**** Data rows ****
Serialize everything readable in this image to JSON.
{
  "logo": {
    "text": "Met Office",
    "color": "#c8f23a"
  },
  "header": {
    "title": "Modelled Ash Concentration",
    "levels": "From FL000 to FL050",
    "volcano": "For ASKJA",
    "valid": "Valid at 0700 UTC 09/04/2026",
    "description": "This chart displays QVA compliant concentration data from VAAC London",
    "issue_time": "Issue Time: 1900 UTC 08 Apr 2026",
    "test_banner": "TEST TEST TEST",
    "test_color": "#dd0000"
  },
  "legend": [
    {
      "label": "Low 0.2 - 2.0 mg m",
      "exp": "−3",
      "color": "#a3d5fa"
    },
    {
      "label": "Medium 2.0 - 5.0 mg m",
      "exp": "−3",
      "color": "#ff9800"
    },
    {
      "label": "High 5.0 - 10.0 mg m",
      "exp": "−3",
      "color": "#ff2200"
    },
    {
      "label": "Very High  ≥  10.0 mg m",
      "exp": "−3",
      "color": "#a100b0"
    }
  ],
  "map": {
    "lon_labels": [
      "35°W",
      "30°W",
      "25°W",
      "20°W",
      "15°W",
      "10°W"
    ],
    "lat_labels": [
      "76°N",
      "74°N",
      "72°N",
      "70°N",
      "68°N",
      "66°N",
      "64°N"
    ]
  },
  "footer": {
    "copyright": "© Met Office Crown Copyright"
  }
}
****
▶ Task directions
The records above should be duplicated in full, exactly as given.

▶ Reply to the task
Serialize everything readable in this image to JSON.
{
  "logo": {
    "text": "Met Office",
    "color": "#c8f23a"
  },
  "header": {
    "title": "Modelled Ash Concentration",
    "levels": "From FL000 to FL050",
    "volcano": "For ASKJA",
    "valid": "Valid at 0700 UTC 09/04/2026",
    "description": "This chart displays QVA compliant concentration data from VAAC London",
    "issue_time": "Issue Time: 1900 UTC 08 Apr 2026",
    "test_banner": "TEST TEST TEST",
    "test_color": "#dd0000"
  },
  "legend": [
    {
      "label": "Low 0.2 - 2.0 mg m",
      "exp": "−3",
      "color": "#a3d5fa"
    },
    {
      "label": "Medium 2.0 - 5.0 mg m",
      "exp": "−3",
      "color": "#ff9800"
    },
    {
      "label": "High 5.0 - 10.0 mg m",
      "exp": "−3",
      "color": "#ff2200"
    },
    {
      "label": "Very High  ≥  10.0 mg m",
      "exp": "−3",
      "color": "#a100b0"
    }
  ],
  "map": {
    "lon_labels": [
      "35°W",
      "30°W",
      "25°W",
      "20°W",
      "15°W",
      "10°W"
    ],
    "lat_labels": [
      "76°N",
      "74°N",
      "72°N",
      "70°N",
      "68°N",
      "66°N",
      "64°N"
    ]
  },
  "footer": {
    "copyright": "© Met Office Crown Copyright"
  }
}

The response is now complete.